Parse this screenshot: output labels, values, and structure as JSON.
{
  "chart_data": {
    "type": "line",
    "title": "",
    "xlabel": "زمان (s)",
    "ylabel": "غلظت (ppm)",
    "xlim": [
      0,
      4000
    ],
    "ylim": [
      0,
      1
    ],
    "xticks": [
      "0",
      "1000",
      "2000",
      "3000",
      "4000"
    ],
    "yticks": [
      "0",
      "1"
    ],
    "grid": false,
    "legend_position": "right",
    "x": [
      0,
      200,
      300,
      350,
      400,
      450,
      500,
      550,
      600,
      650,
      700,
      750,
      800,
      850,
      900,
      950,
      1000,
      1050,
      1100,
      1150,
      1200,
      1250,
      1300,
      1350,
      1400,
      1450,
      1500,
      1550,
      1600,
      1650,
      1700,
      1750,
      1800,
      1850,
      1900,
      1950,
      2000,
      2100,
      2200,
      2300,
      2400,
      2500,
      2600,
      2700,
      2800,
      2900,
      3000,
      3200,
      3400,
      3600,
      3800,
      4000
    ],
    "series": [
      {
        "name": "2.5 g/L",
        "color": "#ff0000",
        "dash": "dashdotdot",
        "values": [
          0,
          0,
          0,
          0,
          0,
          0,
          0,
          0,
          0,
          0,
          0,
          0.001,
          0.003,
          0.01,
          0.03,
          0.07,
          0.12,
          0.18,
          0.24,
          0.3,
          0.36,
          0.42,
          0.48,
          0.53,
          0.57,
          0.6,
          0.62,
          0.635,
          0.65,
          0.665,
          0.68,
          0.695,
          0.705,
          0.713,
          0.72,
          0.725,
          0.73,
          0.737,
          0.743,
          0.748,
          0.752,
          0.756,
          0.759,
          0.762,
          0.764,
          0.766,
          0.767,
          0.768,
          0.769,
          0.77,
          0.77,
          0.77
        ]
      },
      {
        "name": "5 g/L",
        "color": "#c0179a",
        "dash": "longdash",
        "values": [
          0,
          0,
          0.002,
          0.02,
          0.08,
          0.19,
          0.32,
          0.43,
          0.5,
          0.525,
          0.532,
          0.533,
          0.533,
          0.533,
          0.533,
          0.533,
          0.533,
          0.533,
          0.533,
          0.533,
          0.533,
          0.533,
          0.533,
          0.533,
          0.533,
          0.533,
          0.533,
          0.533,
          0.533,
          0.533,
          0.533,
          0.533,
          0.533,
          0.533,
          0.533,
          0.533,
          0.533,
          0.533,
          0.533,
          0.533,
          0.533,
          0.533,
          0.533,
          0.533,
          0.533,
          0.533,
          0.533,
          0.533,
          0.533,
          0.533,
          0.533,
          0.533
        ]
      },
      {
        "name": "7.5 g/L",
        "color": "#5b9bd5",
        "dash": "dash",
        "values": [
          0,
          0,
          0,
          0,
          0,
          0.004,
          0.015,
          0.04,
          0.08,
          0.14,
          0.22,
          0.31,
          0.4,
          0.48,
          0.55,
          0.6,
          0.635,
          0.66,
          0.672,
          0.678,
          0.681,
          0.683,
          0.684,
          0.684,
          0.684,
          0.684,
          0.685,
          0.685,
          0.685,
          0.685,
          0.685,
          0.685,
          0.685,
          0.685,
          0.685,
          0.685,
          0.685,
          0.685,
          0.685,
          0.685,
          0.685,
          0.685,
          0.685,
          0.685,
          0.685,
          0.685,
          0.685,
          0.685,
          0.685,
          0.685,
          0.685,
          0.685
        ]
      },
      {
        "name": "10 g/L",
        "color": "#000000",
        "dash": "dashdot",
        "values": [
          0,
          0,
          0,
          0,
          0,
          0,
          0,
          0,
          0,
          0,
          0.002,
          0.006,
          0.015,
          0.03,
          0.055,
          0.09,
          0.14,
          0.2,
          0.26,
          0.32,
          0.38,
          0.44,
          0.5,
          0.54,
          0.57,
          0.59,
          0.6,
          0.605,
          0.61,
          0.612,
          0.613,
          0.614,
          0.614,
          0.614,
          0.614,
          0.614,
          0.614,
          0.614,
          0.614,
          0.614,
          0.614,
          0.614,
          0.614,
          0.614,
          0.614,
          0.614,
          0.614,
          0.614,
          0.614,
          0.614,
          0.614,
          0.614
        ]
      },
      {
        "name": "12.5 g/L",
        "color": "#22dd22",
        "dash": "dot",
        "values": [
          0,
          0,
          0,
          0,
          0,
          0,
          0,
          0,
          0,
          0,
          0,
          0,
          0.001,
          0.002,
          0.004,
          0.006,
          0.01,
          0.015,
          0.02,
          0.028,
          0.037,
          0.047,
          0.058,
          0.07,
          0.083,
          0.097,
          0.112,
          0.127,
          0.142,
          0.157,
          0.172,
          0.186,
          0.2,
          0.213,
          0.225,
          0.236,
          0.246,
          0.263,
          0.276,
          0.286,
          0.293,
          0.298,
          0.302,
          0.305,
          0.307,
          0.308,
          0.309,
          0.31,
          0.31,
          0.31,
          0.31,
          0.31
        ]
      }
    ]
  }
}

☆ ☆ ☆ ☆ ☆ ☆ ☆

* **WHAT THE TASK ASKS**: Set down all of the data above, word for word.

* **CORRECT ANSWER**:
Parse this screenshot: output labels, values, and structure as JSON.
{
  "chart_data": {
    "type": "line",
    "title": "",
    "xlabel": "زمان (s)",
    "ylabel": "غلظت (ppm)",
    "xlim": [
      0,
      4000
    ],
    "ylim": [
      0,
      1
    ],
    "xticks": [
      "0",
      "1000",
      "2000",
      "3000",
      "4000"
    ],
    "yticks": [
      "0",
      "1"
    ],
    "grid": false,
    "legend_position": "right",
    "x": [
      0,
      200,
      300,
      350,
      400,
      450,
      500,
      550,
      600,
      650,
      700,
      750,
      800,
      850,
      900,
      950,
      1000,
      1050,
      1100,
      1150,
      1200,
      1250,
      1300,
      1350,
      1400,
      1450,
      1500,
      1550,
      1600,
      1650,
      1700,
      1750,
      1800,
      1850,
      1900,
      1950,
      2000,
      2100,
      2200,
      2300,
      2400,
      2500,
      2600,
      2700,
      2800,
      2900,
      3000,
      3200,
      3400,
      3600,
      3800,
      4000
    ],
    "series": [
      {
        "name": "2.5 g/L",
        "color": "#ff0000",
        "dash": "dashdotdot",
        "values": [
          0,
          0,
          0,
          0,
          0,
          0,
          0,
          0,
          0,
          0,
          0,
          0.001,
          0.003,
          0.01,
          0.03,
          0.07,
          0.12,
          0.18,
          0.24,
          0.3,
          0.36,
          0.42,
          0.48,
          0.53,
          0.57,
          0.6,
          0.62,
          0.635,
          0.65,
          0.665,
          0.68,
          0.695,
          0.705,
          0.713,
          0.72,
          0.725,
          0.73,
          0.737,
          0.743,
          0.748,
          0.752,
          0.756,
          0.759,
          0.762,
          0.764,
          0.766,
          0.767,
          0.768,
          0.769,
          0.77,
          0.77,
          0.77
        ]
      },
      {
        "name": "5 g/L",
        "color": "#c0179a",
        "dash": "longdash",
        "values": [
          0,
          0,
          0.002,
          0.02,
          0.08,
          0.19,
          0.32,
          0.43,
          0.5,
          0.525,
          0.532,
          0.533,
          0.533,
          0.533,
          0.533,
          0.533,
          0.533,
          0.533,
          0.533,
          0.533,
          0.533,
          0.533,
          0.533,
          0.533,
          0.533,
          0.533,
          0.533,
          0.533,
          0.533,
          0.533,
          0.533,
          0.533,
          0.533,
          0.533,
          0.533,
          0.533,
          0.533,
          0.533,
          0.533,
          0.533,
          0.533,
          0.533,
          0.533,
          0.533,
          0.533,
          0.533,
          0.533,
          0.533,
          0.533,
          0.533,
          0.533,
          0.533
        ]
      },
      {
        "name": "7.5 g/L",
        "color": "#5b9bd5",
        "dash": "dash",
        "values": [
          0,
          0,
          0,
          0,
          0,
          0.004,
          0.015,
          0.04,
          0.08,
          0.14,
          0.22,
          0.31,
          0.4,
          0.48,
          0.55,
          0.6,
          0.635,
          0.66,
          0.672,
          0.678,
          0.681,
          0.683,
          0.684,
          0.684,
          0.684,
          0.684,
          0.685,
          0.685,
          0.685,
          0.685,
          0.685,
          0.685,
          0.685,
          0.685,
          0.685,
          0.685,
          0.685,
          0.685,
          0.685,
          0.685,
          0.685,
          0.685,
          0.685,
          0.685,
          0.685,
          0.685,
          0.685,
          0.685,
          0.685,
          0.685,
          0.685,
          0.685
        ]
      },
      {
        "name": "10 g/L",
        "color": "#000000",
        "dash": "dashdot",
        "values": [
          0,
          0,
          0,
          0,
          0,
          0,
          0,
          0,
          0,
          0,
          0.002,
          0.006,
          0.015,
          0.03,
          0.055,
          0.09,
          0.14,
          0.2,
          0.26,
          0.32,
          0.38,
          0.44,
          0.5,
          0.54,
          0.57,
          0.59,
          0.6,
          0.605,
          0.61,
          0.612,
          0.613,
          0.614,
          0.614,
          0.614,
          0.614,
          0.614,
          0.614,
          0.614,
          0.614,
          0.614,
          0.614,
          0.614,
          0.614,
          0.614,
          0.614,
          0.614,
          0.614,
          0.614,
          0.614,
          0.614,
          0.614,
          0.614
        ]
      },
      {
        "name": "12.5 g/L",
        "color": "#22dd22",
        "dash": "dot",
        "values": [
          0,
          0,
          0,
          0,
          0,
          0,
          0,
          0,
          0,
          0,
          0,
          0,
          0.001,
          0.002,
          0.004,
          0.006,
          0.01,
          0.015,
          0.02,
          0.028,
          0.037,
          0.047,
          0.058,
          0.07,
          0.083,
          0.097,
          0.112,
          0.127,
          0.142,
          0.157,
          0.172,
          0.186,
          0.2,
          0.213,
          0.225,
          0.236,
          0.246,
          0.263,
          0.276,
          0.286,
          0.293,
          0.298,
          0.302,
          0.305,
          0.307,
          0.308,
          0.309,
          0.31,
          0.31,
          0.31,
          0.31,
          0.31
        ]
      }
    ]
  }
}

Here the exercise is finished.